• Direction
From the listing below, select every line where the word "structured" appears.

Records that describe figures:
-- BEGIN --

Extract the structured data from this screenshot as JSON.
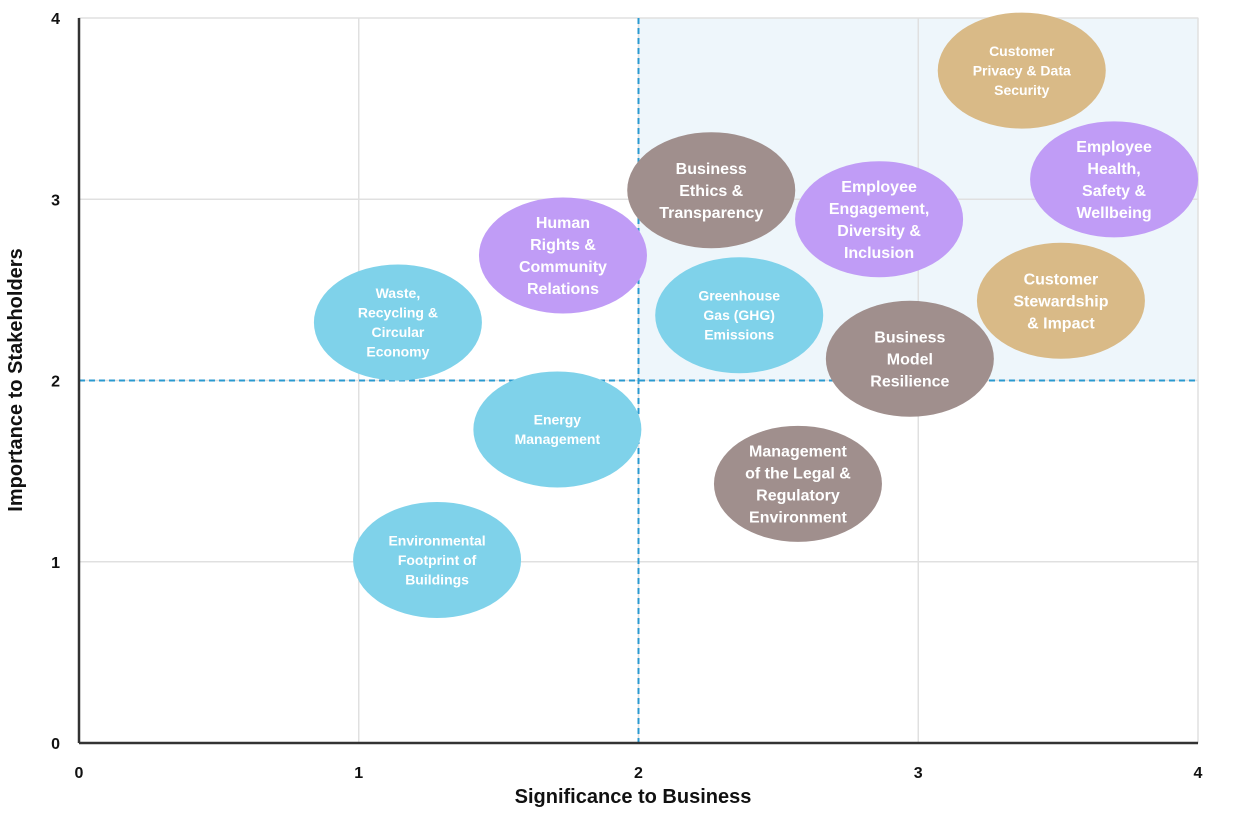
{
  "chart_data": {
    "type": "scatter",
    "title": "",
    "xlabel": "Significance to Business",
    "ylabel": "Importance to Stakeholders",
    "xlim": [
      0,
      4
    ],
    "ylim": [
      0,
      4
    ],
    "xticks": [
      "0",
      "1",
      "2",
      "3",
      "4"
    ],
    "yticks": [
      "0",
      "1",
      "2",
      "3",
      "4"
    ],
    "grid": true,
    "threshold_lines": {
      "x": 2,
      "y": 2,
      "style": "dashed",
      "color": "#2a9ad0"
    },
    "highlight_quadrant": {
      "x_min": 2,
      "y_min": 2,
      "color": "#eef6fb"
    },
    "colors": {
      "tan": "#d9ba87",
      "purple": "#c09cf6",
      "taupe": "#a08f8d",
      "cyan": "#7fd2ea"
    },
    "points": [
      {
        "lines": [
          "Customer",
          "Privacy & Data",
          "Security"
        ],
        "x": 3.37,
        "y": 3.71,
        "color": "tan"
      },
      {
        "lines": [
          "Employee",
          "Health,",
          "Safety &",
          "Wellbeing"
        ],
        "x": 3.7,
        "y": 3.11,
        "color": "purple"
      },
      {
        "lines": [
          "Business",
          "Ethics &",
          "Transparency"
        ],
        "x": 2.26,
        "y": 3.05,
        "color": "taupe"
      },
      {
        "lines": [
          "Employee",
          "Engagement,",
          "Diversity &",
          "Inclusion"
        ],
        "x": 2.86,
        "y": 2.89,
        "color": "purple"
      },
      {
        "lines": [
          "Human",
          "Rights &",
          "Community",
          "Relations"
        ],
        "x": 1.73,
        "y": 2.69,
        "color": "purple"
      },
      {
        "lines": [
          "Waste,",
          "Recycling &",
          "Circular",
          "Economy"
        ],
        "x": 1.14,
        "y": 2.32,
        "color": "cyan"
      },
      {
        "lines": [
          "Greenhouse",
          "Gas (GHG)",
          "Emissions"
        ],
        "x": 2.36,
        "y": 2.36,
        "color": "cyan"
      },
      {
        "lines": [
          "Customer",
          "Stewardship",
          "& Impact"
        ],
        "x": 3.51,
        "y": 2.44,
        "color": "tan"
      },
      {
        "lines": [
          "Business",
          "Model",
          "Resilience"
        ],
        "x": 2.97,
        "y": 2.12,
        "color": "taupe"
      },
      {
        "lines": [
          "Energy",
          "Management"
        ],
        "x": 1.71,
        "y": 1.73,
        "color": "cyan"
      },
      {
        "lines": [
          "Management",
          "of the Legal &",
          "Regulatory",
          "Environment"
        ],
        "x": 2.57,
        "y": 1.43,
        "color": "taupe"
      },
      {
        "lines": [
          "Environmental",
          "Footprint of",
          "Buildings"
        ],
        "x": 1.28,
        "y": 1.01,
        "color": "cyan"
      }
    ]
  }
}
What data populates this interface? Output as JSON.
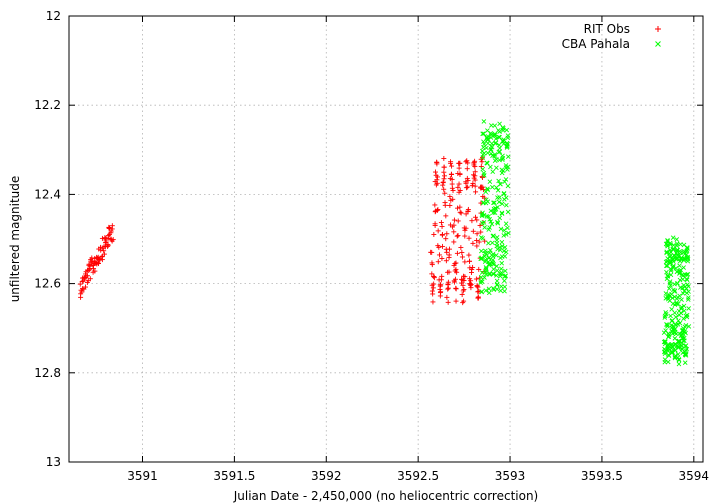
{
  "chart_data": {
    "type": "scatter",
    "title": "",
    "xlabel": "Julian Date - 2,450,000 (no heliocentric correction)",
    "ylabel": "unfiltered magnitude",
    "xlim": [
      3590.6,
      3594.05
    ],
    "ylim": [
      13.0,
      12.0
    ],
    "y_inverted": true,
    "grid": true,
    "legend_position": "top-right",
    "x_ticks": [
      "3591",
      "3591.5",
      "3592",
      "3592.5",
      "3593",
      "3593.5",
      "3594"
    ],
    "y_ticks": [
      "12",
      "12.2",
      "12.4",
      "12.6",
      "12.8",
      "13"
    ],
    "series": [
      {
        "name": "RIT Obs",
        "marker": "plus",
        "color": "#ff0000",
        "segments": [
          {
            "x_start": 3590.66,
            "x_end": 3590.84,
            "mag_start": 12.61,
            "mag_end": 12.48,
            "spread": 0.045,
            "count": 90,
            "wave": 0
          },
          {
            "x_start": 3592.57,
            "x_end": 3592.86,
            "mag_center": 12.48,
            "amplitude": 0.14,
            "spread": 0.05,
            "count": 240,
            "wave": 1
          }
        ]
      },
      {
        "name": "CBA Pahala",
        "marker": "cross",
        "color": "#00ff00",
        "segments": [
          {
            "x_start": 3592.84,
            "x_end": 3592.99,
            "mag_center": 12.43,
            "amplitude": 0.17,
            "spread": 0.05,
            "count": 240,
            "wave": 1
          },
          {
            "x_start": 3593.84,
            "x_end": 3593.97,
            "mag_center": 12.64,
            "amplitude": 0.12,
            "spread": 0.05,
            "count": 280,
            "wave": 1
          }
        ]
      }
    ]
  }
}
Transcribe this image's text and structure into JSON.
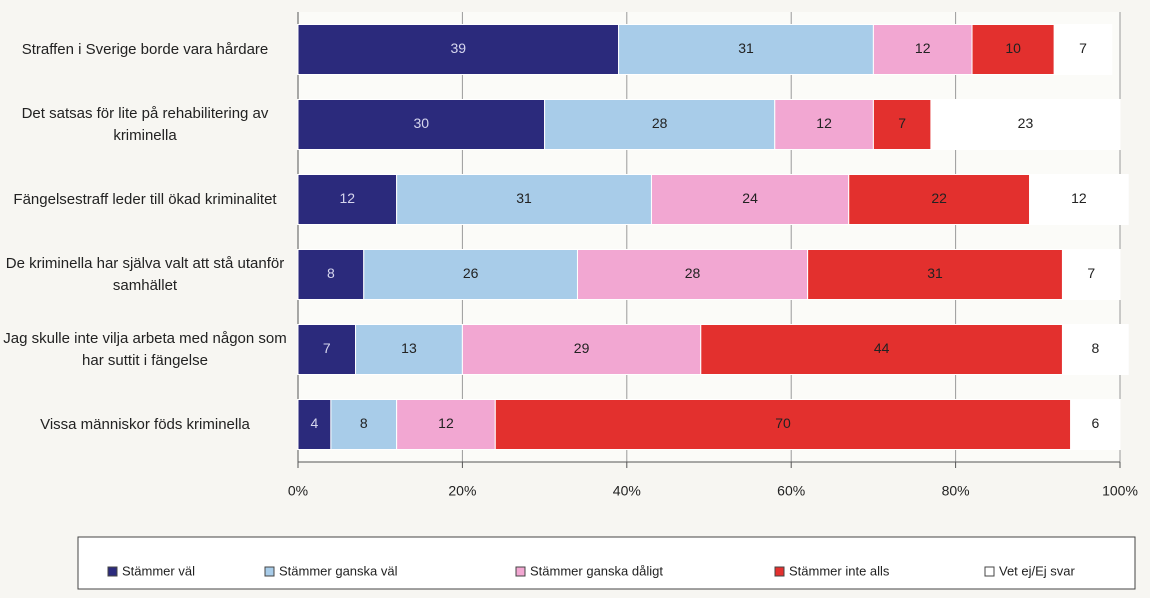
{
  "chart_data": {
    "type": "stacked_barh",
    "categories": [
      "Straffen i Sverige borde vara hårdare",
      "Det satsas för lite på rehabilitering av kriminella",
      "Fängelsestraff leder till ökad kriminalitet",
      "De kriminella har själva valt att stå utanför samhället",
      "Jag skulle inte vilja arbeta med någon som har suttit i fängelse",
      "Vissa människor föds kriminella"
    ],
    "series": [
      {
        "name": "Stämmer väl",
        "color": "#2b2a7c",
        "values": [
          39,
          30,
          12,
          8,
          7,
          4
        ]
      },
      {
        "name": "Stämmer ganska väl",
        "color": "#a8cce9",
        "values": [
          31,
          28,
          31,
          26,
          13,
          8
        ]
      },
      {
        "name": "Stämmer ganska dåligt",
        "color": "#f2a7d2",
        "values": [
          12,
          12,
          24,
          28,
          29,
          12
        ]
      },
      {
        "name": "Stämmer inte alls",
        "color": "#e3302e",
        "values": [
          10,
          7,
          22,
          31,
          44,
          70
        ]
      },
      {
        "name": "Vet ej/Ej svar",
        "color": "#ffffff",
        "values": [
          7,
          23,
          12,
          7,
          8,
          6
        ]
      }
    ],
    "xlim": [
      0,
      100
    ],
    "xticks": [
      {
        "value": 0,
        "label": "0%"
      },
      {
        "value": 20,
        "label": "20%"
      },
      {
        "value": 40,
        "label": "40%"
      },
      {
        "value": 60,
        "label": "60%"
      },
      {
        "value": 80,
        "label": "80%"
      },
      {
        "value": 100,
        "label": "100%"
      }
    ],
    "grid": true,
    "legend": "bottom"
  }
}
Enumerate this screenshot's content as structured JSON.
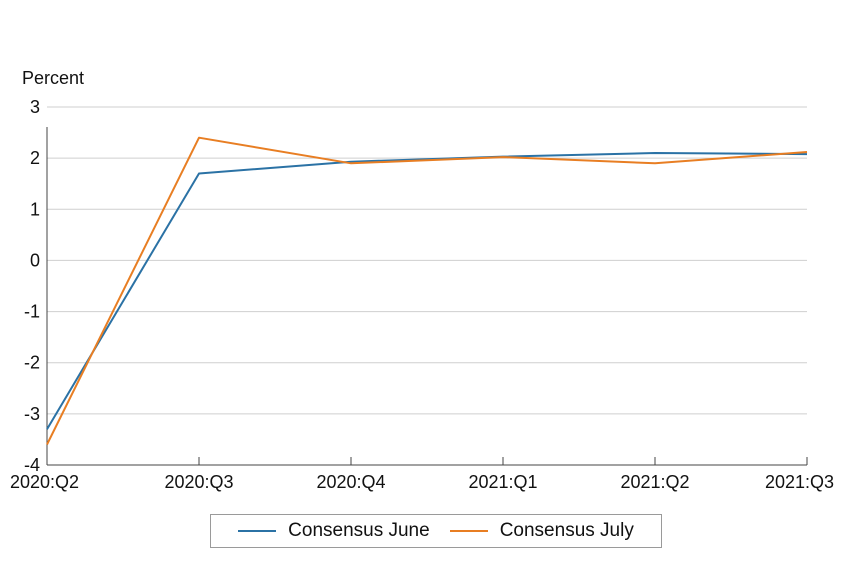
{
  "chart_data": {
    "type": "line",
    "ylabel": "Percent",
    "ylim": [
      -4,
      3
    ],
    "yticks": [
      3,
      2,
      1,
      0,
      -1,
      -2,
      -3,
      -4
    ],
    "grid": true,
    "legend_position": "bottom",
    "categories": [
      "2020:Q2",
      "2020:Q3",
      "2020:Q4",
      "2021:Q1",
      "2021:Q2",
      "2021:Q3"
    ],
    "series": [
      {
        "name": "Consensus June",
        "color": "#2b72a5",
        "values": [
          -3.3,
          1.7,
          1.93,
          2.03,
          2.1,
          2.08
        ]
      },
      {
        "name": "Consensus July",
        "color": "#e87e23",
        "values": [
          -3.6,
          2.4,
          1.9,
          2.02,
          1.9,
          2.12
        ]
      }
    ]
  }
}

-- END --

• Result for this task
Extract the structured data from this screenshot as JSON.
Enumerate this screenshot's content as structured JSON.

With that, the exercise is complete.